> INPUT RECORDS
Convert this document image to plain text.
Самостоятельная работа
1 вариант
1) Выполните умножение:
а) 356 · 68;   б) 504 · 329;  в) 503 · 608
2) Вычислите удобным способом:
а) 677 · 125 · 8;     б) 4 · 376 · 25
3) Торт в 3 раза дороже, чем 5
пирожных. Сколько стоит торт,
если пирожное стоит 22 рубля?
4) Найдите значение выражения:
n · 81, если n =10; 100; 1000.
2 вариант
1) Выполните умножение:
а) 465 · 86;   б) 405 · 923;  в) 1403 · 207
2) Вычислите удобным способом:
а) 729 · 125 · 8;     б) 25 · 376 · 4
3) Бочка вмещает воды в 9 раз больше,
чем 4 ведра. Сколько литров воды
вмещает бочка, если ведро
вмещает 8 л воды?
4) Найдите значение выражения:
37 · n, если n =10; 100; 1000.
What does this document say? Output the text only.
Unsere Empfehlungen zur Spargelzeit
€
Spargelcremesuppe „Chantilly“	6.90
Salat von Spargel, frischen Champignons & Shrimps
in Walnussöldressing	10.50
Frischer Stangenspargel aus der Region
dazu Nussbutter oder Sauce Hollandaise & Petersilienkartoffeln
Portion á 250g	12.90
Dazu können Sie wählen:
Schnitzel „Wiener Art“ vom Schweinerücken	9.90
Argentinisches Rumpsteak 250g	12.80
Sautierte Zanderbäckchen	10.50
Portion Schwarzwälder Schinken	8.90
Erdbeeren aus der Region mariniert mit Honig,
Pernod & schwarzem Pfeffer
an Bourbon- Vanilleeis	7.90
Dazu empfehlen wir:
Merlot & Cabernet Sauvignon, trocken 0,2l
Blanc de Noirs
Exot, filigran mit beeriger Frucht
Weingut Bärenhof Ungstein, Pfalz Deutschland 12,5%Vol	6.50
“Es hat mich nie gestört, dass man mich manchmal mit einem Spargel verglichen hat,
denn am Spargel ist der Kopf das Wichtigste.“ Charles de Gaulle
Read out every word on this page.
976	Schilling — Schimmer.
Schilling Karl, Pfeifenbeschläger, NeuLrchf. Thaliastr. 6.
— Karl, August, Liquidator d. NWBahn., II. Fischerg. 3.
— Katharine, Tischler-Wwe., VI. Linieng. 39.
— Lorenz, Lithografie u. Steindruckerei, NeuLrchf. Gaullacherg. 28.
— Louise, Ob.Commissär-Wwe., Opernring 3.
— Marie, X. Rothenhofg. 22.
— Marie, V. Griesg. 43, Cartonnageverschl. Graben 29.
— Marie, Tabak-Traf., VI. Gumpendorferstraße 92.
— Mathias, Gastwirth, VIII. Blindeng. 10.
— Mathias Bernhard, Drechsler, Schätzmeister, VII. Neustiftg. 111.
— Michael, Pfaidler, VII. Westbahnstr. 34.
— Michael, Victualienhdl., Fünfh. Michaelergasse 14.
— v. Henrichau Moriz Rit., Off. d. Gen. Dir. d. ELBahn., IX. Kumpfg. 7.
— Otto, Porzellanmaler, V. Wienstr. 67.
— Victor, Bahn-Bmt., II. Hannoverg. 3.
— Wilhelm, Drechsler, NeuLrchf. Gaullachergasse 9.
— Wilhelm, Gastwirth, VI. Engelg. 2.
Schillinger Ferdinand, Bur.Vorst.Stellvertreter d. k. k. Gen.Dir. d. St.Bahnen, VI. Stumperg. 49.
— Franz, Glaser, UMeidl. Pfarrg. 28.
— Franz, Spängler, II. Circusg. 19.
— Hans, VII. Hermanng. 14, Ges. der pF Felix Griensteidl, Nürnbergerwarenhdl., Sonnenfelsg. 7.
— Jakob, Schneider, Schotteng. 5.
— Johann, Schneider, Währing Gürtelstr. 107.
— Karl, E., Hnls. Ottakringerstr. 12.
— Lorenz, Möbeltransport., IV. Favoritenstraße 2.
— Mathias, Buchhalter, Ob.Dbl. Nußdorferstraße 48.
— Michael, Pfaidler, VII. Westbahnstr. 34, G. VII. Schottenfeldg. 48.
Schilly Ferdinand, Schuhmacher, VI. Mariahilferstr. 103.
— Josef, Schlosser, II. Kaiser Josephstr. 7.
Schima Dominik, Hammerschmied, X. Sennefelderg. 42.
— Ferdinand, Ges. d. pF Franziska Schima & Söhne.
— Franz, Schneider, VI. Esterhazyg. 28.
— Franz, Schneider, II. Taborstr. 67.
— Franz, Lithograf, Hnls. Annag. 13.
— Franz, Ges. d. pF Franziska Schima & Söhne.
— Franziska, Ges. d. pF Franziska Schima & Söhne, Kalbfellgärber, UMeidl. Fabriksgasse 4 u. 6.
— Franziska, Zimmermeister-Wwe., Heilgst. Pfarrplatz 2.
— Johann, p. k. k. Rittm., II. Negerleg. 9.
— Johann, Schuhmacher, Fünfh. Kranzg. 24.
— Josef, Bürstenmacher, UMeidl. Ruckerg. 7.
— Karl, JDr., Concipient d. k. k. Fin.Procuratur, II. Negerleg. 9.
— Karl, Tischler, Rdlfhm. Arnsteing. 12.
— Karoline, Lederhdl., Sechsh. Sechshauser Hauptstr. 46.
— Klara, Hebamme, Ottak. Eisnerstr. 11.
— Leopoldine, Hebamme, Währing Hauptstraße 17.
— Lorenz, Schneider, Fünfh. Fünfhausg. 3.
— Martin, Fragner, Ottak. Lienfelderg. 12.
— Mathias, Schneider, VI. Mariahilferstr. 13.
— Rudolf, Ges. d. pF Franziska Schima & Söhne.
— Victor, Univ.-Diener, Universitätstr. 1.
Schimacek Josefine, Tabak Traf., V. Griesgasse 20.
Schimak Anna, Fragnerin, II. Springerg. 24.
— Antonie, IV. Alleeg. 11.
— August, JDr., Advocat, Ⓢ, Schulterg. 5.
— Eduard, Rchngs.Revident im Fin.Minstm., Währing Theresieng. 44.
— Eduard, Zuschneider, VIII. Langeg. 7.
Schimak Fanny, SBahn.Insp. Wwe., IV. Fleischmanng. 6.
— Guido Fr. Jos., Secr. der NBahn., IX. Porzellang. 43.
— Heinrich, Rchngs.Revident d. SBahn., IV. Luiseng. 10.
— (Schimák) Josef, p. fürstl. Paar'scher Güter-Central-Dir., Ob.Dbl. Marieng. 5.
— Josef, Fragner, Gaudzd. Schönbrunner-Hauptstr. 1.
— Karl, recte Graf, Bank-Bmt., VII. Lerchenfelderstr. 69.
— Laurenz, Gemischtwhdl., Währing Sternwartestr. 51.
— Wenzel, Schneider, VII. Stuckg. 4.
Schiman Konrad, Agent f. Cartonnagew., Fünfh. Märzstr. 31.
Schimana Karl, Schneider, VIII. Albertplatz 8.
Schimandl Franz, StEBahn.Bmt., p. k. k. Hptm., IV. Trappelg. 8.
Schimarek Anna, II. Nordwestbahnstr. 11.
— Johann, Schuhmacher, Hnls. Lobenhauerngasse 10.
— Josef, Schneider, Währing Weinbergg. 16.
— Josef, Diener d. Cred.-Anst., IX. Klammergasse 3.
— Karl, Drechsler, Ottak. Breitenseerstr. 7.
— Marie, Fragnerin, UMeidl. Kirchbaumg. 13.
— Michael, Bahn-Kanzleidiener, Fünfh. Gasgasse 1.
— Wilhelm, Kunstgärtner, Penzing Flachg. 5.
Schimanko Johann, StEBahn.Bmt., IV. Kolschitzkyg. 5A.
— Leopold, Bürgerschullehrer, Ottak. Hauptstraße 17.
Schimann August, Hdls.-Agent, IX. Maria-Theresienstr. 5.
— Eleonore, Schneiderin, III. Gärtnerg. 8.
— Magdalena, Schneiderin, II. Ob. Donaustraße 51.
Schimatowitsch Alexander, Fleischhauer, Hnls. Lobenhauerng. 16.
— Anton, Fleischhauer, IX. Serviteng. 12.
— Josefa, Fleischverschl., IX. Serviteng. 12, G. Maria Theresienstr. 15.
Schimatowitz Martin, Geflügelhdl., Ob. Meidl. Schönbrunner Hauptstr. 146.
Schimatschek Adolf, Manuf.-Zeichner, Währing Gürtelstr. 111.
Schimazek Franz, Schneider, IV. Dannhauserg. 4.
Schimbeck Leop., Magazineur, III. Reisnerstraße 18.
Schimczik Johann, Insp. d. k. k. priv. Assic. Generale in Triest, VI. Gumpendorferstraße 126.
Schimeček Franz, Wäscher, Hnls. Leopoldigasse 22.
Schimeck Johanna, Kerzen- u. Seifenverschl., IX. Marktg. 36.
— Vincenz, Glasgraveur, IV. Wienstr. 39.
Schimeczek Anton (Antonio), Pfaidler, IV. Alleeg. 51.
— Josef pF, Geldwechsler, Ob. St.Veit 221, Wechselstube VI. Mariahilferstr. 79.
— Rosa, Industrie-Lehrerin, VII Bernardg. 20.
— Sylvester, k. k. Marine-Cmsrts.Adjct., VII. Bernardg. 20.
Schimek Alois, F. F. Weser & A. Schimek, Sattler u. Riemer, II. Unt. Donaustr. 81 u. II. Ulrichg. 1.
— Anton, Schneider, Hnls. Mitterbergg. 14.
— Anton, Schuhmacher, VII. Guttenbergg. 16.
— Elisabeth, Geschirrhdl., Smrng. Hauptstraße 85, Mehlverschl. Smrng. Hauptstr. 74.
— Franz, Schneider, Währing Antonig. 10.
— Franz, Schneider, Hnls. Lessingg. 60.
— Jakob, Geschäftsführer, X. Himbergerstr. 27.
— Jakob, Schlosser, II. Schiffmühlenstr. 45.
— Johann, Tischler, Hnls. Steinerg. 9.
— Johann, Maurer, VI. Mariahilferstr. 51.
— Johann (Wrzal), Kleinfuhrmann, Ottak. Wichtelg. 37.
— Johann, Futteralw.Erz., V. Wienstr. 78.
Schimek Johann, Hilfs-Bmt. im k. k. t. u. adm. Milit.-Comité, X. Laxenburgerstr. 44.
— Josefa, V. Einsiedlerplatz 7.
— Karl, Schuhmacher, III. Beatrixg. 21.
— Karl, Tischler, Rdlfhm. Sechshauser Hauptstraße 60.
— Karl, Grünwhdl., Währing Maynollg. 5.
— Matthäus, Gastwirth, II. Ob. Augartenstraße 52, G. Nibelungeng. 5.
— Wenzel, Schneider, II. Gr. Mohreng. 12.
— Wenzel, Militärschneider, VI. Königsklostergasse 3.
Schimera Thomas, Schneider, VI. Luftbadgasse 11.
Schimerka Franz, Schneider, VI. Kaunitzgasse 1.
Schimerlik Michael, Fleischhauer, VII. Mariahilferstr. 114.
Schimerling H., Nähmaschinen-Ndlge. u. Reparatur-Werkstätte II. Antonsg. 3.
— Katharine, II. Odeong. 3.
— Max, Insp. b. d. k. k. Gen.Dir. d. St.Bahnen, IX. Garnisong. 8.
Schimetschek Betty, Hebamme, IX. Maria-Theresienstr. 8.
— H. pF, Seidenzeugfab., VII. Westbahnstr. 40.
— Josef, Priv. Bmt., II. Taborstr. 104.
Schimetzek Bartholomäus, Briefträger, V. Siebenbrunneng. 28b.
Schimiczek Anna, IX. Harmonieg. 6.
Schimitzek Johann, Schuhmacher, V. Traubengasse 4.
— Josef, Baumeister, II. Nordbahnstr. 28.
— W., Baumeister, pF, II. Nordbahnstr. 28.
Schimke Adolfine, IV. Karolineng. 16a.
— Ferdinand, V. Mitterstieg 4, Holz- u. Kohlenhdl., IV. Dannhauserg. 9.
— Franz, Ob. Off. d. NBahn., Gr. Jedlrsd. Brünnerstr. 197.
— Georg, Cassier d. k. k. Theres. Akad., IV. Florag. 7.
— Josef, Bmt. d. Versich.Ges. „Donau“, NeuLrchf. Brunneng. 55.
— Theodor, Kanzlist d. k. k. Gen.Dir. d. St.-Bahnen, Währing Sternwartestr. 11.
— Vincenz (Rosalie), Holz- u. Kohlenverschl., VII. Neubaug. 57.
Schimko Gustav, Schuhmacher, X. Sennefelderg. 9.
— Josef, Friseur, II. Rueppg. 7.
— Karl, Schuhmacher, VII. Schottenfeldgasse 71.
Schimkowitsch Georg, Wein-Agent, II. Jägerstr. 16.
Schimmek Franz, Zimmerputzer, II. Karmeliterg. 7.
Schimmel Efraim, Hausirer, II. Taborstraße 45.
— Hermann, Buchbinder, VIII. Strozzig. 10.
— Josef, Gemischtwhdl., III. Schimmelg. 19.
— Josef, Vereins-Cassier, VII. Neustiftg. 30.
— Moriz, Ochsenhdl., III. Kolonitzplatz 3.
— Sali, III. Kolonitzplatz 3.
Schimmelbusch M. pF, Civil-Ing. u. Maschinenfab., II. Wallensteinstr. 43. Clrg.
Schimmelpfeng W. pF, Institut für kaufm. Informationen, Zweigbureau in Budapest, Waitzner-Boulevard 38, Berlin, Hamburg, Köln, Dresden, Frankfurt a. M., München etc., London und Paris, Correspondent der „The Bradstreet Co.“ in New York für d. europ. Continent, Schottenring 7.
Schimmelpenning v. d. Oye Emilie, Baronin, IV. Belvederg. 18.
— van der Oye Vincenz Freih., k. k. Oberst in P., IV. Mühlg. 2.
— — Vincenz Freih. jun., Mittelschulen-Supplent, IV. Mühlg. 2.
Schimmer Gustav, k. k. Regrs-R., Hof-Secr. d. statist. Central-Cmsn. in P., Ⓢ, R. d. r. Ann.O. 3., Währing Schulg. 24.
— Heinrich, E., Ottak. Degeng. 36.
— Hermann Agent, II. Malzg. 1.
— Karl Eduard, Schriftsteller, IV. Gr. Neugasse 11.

> THE EXERCISE
Look through the listing above. Pick out each line with "Söhne" and copy it.

> RESPONSE TO THE TASK
— Ferdinand, Ges. d. pF Franziska Schima & Söhne.
— Franz, Ges. d. pF Franziska Schima & Söhne.
— Franziska, Ges. d. pF Franziska Schima & Söhne, Kalbfellgärber, UMeidl. Fabriksgasse 4 u. 6.
— Rudolf, Ges. d. pF Franziska Schima & Söhne.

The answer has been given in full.